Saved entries
════════════════

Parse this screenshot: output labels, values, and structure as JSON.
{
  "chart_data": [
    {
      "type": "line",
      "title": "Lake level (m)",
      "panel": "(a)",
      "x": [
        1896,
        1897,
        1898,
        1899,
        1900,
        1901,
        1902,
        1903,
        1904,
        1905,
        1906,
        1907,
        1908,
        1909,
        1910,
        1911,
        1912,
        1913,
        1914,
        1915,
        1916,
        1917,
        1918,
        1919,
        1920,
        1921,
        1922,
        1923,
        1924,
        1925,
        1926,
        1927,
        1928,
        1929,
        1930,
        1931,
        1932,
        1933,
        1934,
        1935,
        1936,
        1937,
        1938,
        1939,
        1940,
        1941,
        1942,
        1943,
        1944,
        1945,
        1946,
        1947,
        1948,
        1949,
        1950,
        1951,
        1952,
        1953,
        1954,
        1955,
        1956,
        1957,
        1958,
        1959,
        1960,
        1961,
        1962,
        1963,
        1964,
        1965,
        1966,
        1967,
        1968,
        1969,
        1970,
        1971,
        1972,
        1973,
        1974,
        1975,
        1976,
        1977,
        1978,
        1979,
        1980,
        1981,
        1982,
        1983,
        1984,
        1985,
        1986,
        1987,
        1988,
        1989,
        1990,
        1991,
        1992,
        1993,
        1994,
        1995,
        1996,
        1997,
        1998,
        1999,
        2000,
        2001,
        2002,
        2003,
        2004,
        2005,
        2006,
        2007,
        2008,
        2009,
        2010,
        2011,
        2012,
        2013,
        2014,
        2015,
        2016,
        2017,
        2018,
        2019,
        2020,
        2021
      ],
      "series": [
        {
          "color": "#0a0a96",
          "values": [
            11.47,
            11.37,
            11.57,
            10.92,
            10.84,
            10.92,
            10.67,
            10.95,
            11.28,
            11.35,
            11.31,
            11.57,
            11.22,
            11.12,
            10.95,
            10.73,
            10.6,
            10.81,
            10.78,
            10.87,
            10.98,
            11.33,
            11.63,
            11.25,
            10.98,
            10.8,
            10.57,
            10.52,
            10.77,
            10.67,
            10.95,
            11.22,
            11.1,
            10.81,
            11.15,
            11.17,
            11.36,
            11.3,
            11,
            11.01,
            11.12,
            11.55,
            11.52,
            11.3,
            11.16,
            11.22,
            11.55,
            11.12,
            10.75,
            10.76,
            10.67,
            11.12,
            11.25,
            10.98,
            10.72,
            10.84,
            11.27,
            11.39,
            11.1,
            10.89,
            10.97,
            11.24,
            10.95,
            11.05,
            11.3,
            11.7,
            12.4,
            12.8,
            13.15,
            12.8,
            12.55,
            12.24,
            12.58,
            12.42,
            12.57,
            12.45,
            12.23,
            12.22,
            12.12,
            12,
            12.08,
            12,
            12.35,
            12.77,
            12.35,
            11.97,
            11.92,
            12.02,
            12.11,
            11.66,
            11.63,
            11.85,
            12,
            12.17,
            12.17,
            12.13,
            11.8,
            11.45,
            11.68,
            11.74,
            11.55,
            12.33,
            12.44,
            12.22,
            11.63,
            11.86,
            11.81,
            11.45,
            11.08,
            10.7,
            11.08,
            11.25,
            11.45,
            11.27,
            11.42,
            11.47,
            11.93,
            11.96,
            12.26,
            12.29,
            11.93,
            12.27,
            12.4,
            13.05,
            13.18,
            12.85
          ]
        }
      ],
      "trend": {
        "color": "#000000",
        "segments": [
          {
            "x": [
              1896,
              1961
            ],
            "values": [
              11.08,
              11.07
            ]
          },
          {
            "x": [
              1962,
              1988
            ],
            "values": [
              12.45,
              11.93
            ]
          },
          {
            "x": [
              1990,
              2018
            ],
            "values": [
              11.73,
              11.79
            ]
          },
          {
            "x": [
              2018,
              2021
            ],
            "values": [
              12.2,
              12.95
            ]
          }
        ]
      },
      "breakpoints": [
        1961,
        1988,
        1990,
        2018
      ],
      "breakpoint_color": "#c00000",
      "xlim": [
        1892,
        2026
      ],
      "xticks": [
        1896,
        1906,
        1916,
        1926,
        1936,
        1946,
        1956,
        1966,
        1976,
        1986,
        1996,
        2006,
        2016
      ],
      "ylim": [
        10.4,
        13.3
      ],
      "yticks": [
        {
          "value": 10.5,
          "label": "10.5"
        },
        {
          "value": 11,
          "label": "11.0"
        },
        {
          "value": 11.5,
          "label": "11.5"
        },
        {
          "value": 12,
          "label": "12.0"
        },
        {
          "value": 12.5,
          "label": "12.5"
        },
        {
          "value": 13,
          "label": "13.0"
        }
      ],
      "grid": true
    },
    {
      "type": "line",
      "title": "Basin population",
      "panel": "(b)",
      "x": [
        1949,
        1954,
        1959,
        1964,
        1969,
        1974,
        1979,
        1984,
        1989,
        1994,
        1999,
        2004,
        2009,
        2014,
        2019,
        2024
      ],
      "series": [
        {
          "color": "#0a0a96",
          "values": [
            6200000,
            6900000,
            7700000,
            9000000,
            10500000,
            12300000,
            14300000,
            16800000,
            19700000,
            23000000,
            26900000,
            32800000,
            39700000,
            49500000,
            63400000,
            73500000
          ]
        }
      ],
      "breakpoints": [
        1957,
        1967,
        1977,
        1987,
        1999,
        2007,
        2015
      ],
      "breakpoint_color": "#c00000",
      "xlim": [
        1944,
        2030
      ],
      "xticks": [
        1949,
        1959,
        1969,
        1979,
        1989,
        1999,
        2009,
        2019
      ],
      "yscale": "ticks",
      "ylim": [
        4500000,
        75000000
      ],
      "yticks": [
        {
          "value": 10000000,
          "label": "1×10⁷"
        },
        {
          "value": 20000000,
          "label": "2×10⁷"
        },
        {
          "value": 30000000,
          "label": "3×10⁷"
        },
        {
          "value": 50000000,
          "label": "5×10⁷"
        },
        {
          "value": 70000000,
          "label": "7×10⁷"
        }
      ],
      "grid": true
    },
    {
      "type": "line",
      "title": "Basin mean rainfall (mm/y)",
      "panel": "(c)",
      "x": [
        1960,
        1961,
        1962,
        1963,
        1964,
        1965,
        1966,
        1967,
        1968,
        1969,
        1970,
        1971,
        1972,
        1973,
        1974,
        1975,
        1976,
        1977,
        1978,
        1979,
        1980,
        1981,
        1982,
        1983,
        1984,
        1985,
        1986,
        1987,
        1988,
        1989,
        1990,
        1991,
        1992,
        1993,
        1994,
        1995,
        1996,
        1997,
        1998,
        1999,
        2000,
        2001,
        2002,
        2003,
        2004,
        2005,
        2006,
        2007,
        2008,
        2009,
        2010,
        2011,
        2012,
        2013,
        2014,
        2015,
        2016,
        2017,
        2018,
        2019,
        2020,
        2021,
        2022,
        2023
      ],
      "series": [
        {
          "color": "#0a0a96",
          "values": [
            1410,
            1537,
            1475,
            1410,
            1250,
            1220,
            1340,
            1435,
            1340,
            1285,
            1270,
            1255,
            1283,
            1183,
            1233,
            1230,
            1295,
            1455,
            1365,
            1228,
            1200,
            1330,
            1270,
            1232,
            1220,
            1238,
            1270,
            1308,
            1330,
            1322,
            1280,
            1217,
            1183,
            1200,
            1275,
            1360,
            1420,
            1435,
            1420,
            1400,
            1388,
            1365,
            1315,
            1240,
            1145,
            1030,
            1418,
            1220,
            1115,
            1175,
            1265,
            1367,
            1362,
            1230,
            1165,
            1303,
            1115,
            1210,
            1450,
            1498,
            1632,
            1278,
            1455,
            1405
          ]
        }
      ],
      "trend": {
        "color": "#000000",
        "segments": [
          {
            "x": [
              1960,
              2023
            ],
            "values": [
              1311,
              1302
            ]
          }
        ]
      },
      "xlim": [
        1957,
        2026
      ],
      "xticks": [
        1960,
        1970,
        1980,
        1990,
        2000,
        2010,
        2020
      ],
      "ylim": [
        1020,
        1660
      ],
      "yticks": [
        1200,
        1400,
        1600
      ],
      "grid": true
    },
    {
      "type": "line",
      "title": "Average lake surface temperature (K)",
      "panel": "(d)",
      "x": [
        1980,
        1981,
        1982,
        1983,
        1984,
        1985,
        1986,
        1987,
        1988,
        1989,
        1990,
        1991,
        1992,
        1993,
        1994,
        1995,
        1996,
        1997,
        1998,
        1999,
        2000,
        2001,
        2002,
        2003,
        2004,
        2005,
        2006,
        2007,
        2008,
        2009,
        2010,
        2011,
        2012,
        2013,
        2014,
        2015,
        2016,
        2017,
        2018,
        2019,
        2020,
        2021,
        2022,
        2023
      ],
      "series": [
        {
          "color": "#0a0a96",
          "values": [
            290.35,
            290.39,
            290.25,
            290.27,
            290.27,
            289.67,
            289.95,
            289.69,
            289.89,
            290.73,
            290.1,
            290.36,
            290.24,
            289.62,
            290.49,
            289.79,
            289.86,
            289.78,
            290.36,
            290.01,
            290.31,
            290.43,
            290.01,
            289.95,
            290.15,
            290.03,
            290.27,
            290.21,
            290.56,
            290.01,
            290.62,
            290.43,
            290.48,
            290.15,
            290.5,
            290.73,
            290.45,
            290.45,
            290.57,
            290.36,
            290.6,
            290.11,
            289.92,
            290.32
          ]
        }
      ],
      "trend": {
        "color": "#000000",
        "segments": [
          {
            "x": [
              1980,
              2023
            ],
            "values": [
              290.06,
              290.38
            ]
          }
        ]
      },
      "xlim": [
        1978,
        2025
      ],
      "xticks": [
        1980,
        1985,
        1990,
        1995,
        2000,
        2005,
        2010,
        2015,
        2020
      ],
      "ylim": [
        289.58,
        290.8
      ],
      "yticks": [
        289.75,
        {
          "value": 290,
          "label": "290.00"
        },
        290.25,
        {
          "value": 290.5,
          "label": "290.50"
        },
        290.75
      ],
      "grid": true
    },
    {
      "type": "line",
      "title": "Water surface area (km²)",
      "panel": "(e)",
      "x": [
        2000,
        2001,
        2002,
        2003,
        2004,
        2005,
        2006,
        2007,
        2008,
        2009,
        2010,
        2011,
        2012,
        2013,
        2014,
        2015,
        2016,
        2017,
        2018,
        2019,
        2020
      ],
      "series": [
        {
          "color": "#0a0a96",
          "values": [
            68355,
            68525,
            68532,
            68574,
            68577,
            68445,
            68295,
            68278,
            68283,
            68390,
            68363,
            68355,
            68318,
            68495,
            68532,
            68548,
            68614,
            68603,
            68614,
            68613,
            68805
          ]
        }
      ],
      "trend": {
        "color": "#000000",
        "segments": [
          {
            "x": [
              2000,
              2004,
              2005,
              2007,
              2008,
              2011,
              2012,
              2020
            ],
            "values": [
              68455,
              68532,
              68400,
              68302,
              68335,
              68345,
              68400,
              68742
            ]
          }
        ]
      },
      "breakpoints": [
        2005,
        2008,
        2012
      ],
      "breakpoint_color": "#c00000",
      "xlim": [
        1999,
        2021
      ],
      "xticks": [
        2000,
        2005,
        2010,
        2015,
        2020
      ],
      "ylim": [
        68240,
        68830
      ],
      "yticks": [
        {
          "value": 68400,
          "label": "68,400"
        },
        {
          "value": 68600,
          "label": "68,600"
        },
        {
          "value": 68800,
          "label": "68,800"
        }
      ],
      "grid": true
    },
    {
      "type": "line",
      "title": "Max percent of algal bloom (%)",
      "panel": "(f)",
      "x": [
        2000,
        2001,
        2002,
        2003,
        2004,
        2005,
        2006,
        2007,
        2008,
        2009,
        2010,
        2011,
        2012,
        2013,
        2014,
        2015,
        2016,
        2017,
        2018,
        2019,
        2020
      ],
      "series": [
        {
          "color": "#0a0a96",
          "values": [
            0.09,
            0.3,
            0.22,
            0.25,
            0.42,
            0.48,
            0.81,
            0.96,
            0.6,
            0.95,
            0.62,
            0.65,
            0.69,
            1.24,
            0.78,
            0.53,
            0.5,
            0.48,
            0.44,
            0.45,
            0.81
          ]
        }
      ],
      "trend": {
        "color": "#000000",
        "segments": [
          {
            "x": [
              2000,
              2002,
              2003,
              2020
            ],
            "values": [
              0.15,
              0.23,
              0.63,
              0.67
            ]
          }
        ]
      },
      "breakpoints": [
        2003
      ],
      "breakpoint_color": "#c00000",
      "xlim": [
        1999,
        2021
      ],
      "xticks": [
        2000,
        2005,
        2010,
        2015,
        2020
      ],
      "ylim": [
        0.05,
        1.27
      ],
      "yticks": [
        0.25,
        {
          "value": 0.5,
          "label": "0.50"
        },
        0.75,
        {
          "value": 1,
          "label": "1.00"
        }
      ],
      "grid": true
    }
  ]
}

════════════════

Work out how many lines of the listing above include "surface". Answer with the number and nothing more.

• [THE REPLY]: 2